_What this task involves_.
Restate the whole of the material. Keep every word, and drop the pictures.

** Start of Given records **

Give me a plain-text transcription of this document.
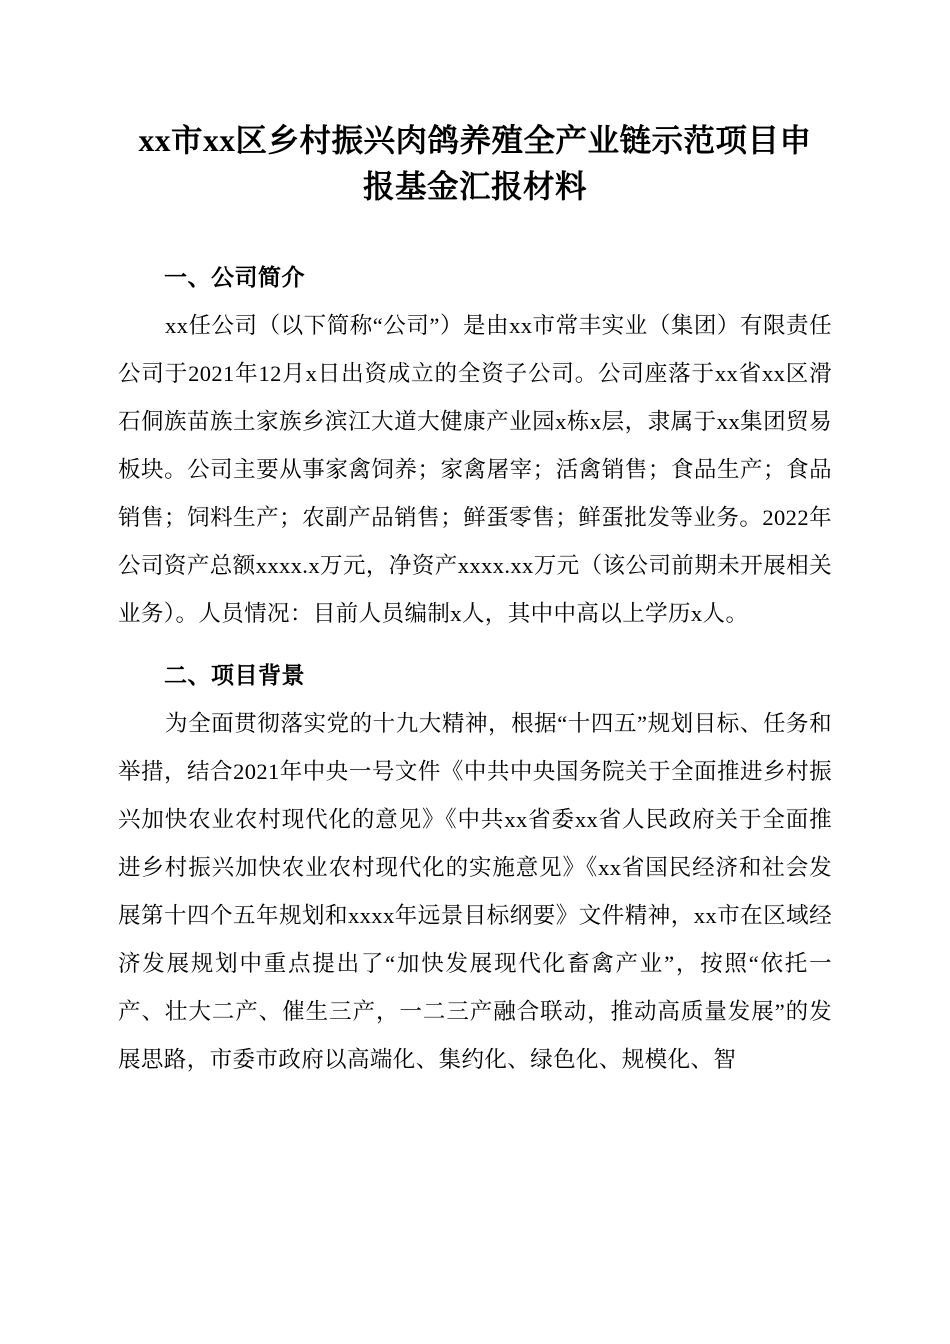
xx市xx区乡村振兴肉鸽养殖全产业链示范项目申报基金汇报材料
一、公司简介

xx任公司（以下简称“公司”）是由xx市常丰实业（集团）有限责任公司于2021年12月x日出资成立的全资子公司。公司座落于xx省xx区滑石侗族苗族土家族乡滨江大道大健康产业园x栋x层，隶属于xx集团贸易板块。公司主要从事家禽饲养；家禽屠宰；活禽销售；食品生产；食品销售；饲料生产；农副产品销售；鲜蛋零售；鲜蛋批发等业务。2022年公司资产总额xxxx.x万元，净资产xxxx.xx万元（该公司前期未开展相关业务）。人员情况：目前人员编制x人，其中中高以上学历x人。

二、项目背景

为全面贯彻落实党的十九大精神，根据“十四五”规划目标、任务和举措，结合2021年中央一号文件《中共中央国务院关于全面推进乡村振兴加快农业农村现代化的意见》《中共xx省委xx省人民政府关于全面推进乡村振兴加快农业农村现代化的实施意见》《xx省国民经济和社会发展第十四个五年规划和xxxx年远景目标纲要》文件精神，xx市在区域经济发展规划中重点提出了“加快发展现代化畜禽产业”，按照“依托一产、壮大二产、催生三产，一二三产融合联动，推动高质量发展”的发展思路，市委市政府以高端化、集约化、绿色化、规模化、智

** End of Given records **

_Complete response_.
Give me a plain-text transcription of this document.
xx市xx区乡村振兴肉鸽养殖全产业链示范项目申报基金汇报材料
一、公司简介

xx任公司（以下简称“公司”）是由xx市常丰实业（集团）有限责任公司于2021年12月x日出资成立的全资子公司。公司座落于xx省xx区滑石侗族苗族土家族乡滨江大道大健康产业园x栋x层，隶属于xx集团贸易板块。公司主要从事家禽饲养；家禽屠宰；活禽销售；食品生产；食品销售；饲料生产；农副产品销售；鲜蛋零售；鲜蛋批发等业务。2022年公司资产总额xxxx.x万元，净资产xxxx.xx万元（该公司前期未开展相关业务）。人员情况：目前人员编制x人，其中中高以上学历x人。

二、项目背景

为全面贯彻落实党的十九大精神，根据“十四五”规划目标、任务和举措，结合2021年中央一号文件《中共中央国务院关于全面推进乡村振兴加快农业农村现代化的意见》《中共xx省委xx省人民政府关于全面推进乡村振兴加快农业农村现代化的实施意见》《xx省国民经济和社会发展第十四个五年规划和xxxx年远景目标纲要》文件精神，xx市在区域经济发展规划中重点提出了“加快发展现代化畜禽产业”，按照“依托一产、壮大二产、催生三产，一二三产融合联动，推动高质量发展”的发展思路，市委市政府以高端化、集约化、绿色化、规模化、智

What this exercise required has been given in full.